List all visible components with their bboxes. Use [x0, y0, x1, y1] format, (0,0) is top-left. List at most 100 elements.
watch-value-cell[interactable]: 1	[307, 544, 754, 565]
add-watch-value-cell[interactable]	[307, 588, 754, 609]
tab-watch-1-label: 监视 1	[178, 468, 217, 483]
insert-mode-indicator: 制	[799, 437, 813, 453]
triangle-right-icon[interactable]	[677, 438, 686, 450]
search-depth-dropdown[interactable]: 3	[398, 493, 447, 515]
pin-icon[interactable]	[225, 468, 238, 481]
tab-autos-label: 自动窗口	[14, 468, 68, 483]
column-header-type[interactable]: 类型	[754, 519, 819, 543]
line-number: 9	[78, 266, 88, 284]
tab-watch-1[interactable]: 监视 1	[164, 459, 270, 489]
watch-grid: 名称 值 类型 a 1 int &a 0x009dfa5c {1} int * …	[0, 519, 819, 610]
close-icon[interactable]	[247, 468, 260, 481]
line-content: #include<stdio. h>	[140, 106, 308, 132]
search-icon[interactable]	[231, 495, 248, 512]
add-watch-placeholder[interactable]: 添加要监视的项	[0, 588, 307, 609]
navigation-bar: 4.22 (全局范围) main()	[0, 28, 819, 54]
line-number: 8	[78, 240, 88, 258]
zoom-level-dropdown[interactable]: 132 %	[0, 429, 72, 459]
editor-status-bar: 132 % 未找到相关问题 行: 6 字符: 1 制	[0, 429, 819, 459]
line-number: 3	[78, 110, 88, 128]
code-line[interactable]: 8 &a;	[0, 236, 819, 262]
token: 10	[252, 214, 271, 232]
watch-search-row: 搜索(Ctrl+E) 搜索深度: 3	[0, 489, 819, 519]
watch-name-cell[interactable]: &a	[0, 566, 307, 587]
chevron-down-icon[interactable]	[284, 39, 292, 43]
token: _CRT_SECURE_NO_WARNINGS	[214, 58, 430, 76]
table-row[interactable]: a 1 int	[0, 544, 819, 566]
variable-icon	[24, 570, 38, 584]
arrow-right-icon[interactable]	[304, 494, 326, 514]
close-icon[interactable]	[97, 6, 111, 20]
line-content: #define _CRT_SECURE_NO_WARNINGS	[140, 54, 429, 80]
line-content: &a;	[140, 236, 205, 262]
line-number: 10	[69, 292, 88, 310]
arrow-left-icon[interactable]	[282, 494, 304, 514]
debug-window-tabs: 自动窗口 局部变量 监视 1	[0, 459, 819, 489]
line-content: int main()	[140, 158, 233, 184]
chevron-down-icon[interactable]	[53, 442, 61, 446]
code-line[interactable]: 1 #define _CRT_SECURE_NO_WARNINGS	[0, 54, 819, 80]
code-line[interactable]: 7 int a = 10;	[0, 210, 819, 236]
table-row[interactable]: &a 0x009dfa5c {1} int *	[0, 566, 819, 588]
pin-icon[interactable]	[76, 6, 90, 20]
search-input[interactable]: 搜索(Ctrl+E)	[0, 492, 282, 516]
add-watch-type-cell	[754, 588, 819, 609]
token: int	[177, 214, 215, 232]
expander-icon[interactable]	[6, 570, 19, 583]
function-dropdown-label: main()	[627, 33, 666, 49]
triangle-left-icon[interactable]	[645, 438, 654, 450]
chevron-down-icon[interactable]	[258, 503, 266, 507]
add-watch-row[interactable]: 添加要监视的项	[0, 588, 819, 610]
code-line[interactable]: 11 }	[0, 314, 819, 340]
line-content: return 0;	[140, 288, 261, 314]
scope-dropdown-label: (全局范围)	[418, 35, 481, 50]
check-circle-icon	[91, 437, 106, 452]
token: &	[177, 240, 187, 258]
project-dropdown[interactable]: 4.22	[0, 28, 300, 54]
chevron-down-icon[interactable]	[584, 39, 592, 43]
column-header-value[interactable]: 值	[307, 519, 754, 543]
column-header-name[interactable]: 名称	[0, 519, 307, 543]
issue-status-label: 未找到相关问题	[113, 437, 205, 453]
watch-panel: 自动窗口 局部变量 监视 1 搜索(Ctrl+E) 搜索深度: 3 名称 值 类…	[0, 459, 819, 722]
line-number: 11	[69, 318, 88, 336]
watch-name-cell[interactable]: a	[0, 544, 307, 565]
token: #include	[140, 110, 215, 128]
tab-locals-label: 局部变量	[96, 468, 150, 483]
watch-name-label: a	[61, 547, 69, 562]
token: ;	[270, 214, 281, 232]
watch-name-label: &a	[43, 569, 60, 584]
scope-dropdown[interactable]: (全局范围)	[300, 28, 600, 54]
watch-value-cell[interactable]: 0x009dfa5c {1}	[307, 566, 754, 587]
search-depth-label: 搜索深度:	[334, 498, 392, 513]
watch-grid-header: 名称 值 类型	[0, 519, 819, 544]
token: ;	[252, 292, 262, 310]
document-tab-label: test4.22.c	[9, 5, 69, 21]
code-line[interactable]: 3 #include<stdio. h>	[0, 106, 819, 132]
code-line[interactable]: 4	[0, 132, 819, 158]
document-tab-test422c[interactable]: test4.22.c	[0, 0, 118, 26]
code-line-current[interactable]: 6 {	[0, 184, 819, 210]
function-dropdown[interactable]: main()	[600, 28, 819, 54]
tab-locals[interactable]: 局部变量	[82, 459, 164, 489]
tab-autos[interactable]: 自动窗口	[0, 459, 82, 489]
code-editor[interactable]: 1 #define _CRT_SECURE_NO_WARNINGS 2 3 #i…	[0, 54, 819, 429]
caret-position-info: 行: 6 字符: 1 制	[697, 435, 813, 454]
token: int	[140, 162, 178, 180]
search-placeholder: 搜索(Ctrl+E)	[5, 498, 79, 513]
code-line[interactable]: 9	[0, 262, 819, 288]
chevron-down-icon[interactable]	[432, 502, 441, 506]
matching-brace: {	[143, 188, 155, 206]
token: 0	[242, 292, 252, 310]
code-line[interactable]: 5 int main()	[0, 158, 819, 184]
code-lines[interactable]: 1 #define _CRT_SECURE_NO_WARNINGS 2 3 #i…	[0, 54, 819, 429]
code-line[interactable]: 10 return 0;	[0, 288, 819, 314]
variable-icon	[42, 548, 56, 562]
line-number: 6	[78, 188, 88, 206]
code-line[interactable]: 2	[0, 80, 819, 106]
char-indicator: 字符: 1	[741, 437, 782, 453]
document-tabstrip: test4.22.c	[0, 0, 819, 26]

- [Written problem] Please write out the part of the records that opens with the first line and closes with the line containing "437, 813, 453]", including both of those lines.

- [Answer to this exercise]
List all visible components with their bboxes. Use [x0, y0, x1, y1] format, (0,0) is top-left. List at most 100 elements.
watch-value-cell[interactable]: 1	[307, 544, 754, 565]
add-watch-value-cell[interactable]	[307, 588, 754, 609]
tab-watch-1-label: 监视 1	[178, 468, 217, 483]
insert-mode-indicator: 制	[799, 437, 813, 453]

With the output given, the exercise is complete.